• [Required task]: Put every line of the material below into a JSON list of strings, one string per line, dropping any blank lines.

• [Records to process]:

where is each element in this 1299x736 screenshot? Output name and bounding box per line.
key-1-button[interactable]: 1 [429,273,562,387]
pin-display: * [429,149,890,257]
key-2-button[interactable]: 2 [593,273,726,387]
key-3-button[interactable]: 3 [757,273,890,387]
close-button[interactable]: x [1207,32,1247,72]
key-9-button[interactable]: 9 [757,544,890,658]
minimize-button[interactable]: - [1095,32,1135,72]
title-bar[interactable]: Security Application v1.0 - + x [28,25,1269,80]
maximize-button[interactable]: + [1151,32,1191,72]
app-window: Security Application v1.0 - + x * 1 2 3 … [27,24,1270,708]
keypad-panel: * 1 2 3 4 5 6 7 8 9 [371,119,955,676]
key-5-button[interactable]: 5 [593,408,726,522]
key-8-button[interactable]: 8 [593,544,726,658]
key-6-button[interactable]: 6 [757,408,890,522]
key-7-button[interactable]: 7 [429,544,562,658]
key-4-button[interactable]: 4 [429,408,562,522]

• [Solution for this task]:
[
  "where is each element in this 1299x736 screenshot? Output name and bounding box per line.",
  "key-1-button[interactable]: 1 [429,273,562,387]",
  "pin-display: * [429,149,890,257]",
  "key-2-button[interactable]: 2 [593,273,726,387]",
  "key-3-button[interactable]: 3 [757,273,890,387]",
  "close-button[interactable]: x [1207,32,1247,72]",
  "key-9-button[interactable]: 9 [757,544,890,658]",
  "minimize-button[interactable]: - [1095,32,1135,72]",
  "title-bar[interactable]: Security Application v1.0 - + x [28,25,1269,80]",
  "maximize-button[interactable]: + [1151,32,1191,72]",
  "app-window: Security Application v1.0 - + x * 1 2 3 … [27,24,1270,708]",
  "keypad-panel: * 1 2 3 4 5 6 7 8 9 [371,119,955,676]",
  "key-5-button[interactable]: 5 [593,408,726,522]",
  "key-8-button[interactable]: 8 [593,544,726,658]",
  "key-6-button[interactable]: 6 [757,408,890,522]",
  "key-7-button[interactable]: 7 [429,544,562,658]",
  "key-4-button[interactable]: 4 [429,408,562,522]"
]